**WRITTEN EXERCISE:**
Track down every line below that holds "específica" and copy it.

**MATERIAL PROVIDED:**
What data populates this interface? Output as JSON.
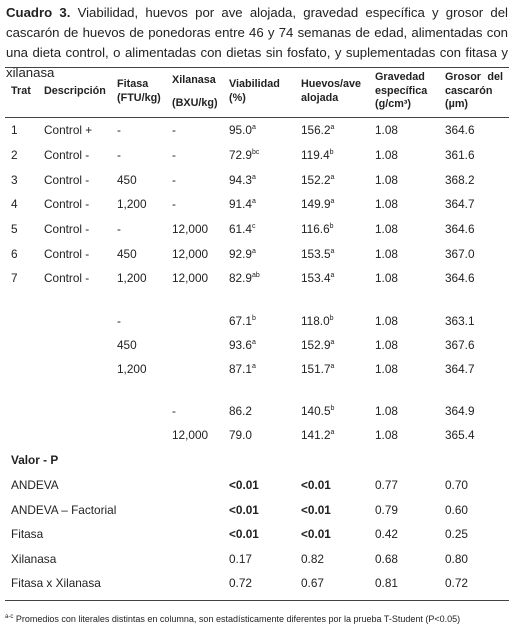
{
  "caption": {
    "label": "Cuadro 3.",
    "text": " Viabilidad, huevos por ave alojada, gravedad específica y grosor del cascarón de huevos de ponedoras entre 46 y 74 semanas de edad, alimentadas con una dieta control, o alimentadas con dietas sin fosfato, y suplementadas con fitasa y xilanasa"
  },
  "headers": {
    "trat": "Trat",
    "descripcion": "Descripción",
    "fitasa": [
      "Fitasa",
      "(FTU/kg)"
    ],
    "xilanasa": [
      "Xilanasa",
      "(BXU/kg)"
    ],
    "viabilidad": [
      "Viabilidad",
      "(%)"
    ],
    "huevos": [
      "Huevos/ave",
      "alojada"
    ],
    "gravedad": [
      "Gravedad",
      "específica",
      "(g/cm³)"
    ],
    "grosor": [
      "Grosor del",
      "cascarón",
      "(µm)"
    ]
  },
  "treatments": [
    {
      "trat": "1",
      "desc": "Control +",
      "fitasa": "-",
      "xilanasa": "-",
      "viab": "95.0",
      "viab_sup": "a",
      "huevos": "156.2",
      "huevos_sup": "a",
      "grav": "1.08",
      "grosor": "364.6"
    },
    {
      "trat": "2",
      "desc": "Control -",
      "fitasa": "-",
      "xilanasa": "-",
      "viab": "72.9",
      "viab_sup": "bc",
      "huevos": "119.4",
      "huevos_sup": "b",
      "grav": "1.08",
      "grosor": "361.6"
    },
    {
      "trat": "3",
      "desc": "Control -",
      "fitasa": "450",
      "xilanasa": "-",
      "viab": "94.3",
      "viab_sup": "a",
      "huevos": "152.2",
      "huevos_sup": "a",
      "grav": "1.08",
      "grosor": "368.2"
    },
    {
      "trat": "4",
      "desc": "Control -",
      "fitasa": "1,200",
      "xilanasa": "-",
      "viab": "91.4",
      "viab_sup": "a",
      "huevos": "149.9",
      "huevos_sup": "a",
      "grav": "1.08",
      "grosor": "364.7"
    },
    {
      "trat": "5",
      "desc": "Control -",
      "fitasa": "-",
      "xilanasa": "12,000",
      "viab": "61.4",
      "viab_sup": "c",
      "huevos": "116.6",
      "huevos_sup": "b",
      "grav": "1.08",
      "grosor": "364.6"
    },
    {
      "trat": "6",
      "desc": "Control -",
      "fitasa": "450",
      "xilanasa": "12,000",
      "viab": "92.9",
      "viab_sup": "a",
      "huevos": "153.5",
      "huevos_sup": "a",
      "grav": "1.08",
      "grosor": "367.0"
    },
    {
      "trat": "7",
      "desc": "Control -",
      "fitasa": "1,200",
      "xilanasa": "12,000",
      "viab": "82.9",
      "viab_sup": "ab",
      "huevos": "153.4",
      "huevos_sup": "a",
      "grav": "1.08",
      "grosor": "364.6"
    }
  ],
  "fitasa_means": [
    {
      "fitasa": "-",
      "viab": "67.1",
      "viab_sup": "b",
      "huevos": "118.0",
      "huevos_sup": "b",
      "grav": "1.08",
      "grosor": "363.1"
    },
    {
      "fitasa": "450",
      "viab": "93.6",
      "viab_sup": "a",
      "huevos": "152.9",
      "huevos_sup": "a",
      "grav": "1.08",
      "grosor": "367.6"
    },
    {
      "fitasa": "1,200",
      "viab": "87.1",
      "viab_sup": "a",
      "huevos": "151.7",
      "huevos_sup": "a",
      "grav": "1.08",
      "grosor": "364.7"
    }
  ],
  "xilanasa_means": [
    {
      "xilanasa": "-",
      "viab": "86.2",
      "viab_sup": "",
      "huevos": "140.5",
      "huevos_sup": "b",
      "grav": "1.08",
      "grosor": "364.9"
    },
    {
      "xilanasa": "12,000",
      "viab": "79.0",
      "viab_sup": "",
      "huevos": "141.2",
      "huevos_sup": "a",
      "grav": "1.08",
      "grosor": "365.4"
    }
  ],
  "pvalues_title": "Valor - P",
  "pvalues": [
    {
      "label": "ANDEVA",
      "viab": "<0.01",
      "viab_bold": true,
      "huevos": "<0.01",
      "huevos_bold": true,
      "grav": "0.77",
      "grosor": "0.70"
    },
    {
      "label": "ANDEVA – Factorial",
      "viab": "<0.01",
      "viab_bold": true,
      "huevos": "<0.01",
      "huevos_bold": true,
      "grav": "0.79",
      "grosor": "0.60"
    },
    {
      "label": "Fitasa",
      "viab": "<0.01",
      "viab_bold": true,
      "huevos": "<0.01",
      "huevos_bold": true,
      "grav": "0.42",
      "grosor": "0.25"
    },
    {
      "label": "Xilanasa",
      "viab": "0.17",
      "viab_bold": false,
      "huevos": "0.82",
      "huevos_bold": false,
      "grav": "0.68",
      "grosor": "0.80"
    },
    {
      "label": "Fitasa x Xilanasa",
      "viab": "0.72",
      "viab_bold": false,
      "huevos": "0.67",
      "huevos_bold": false,
      "grav": "0.81",
      "grosor": "0.72"
    }
  ],
  "footnote": {
    "sup": "a-c",
    "text": " Promedios con literales distintas en columna, son estadísticamente diferentes por la prueba T-Student (P<0.05)"
  }
}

**SOLUTION FOR THIS TASK:**
    "text": " Viabilidad, huevos por ave alojada, gravedad específica y grosor del cascarón de huevos de ponedoras entre 46 y 74 semanas de edad, alimentadas con una dieta control, o alimentadas con dietas sin fosfato, y suplementadas con fitasa y xilanasa"
      "específica",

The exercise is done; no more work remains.